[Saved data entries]
+ + + + + + +
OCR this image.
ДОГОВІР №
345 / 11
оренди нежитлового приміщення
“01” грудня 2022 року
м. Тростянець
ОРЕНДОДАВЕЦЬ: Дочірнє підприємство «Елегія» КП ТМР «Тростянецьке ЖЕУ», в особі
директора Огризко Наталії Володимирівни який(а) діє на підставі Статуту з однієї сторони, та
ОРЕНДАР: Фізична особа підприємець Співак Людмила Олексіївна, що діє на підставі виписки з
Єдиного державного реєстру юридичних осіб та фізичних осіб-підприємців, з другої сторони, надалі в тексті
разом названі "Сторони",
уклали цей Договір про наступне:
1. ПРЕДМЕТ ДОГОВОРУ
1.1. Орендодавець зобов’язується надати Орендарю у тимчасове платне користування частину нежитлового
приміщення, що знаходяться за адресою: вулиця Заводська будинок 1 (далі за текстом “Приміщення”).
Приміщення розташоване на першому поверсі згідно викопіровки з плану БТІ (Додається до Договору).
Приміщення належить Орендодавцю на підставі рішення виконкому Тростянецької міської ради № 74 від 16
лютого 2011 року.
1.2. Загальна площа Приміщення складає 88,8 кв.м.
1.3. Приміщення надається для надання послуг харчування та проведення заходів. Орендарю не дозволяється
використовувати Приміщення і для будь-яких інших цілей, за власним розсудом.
+ + + + + + +
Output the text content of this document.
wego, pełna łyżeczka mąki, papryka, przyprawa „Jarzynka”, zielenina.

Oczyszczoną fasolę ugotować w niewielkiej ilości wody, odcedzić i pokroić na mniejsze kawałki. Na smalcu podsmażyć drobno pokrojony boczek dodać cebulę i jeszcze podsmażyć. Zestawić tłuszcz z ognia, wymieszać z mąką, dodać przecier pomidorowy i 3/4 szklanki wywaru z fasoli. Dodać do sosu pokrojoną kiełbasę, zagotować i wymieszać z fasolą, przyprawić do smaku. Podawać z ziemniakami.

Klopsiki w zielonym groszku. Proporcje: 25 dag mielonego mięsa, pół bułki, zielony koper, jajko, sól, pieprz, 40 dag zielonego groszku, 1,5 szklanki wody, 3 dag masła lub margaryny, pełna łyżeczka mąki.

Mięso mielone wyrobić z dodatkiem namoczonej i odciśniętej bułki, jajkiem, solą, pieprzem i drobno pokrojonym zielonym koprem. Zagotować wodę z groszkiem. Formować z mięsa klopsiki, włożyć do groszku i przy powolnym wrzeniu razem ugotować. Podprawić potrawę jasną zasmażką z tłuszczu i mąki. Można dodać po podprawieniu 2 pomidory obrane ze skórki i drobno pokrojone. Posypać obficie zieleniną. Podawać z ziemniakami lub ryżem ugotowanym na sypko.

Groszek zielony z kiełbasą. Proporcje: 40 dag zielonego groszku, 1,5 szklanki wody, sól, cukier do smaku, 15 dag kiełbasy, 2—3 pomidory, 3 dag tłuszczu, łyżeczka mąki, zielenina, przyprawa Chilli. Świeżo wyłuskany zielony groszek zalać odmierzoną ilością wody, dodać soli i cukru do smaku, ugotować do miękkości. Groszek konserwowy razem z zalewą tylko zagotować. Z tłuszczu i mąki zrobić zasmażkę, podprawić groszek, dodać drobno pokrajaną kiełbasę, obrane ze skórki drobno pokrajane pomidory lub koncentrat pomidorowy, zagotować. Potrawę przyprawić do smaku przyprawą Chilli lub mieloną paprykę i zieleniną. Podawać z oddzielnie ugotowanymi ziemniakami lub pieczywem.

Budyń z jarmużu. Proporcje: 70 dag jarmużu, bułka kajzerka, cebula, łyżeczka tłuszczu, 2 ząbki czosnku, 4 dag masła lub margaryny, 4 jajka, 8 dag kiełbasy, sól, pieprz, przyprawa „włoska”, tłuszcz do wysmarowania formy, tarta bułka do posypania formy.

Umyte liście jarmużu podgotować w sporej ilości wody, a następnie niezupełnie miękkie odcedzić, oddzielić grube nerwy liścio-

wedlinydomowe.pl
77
+ + + + + + +
Work out how many lines of the data above contain the string "zielonym" and give the number alone.

▸ **The output**:
2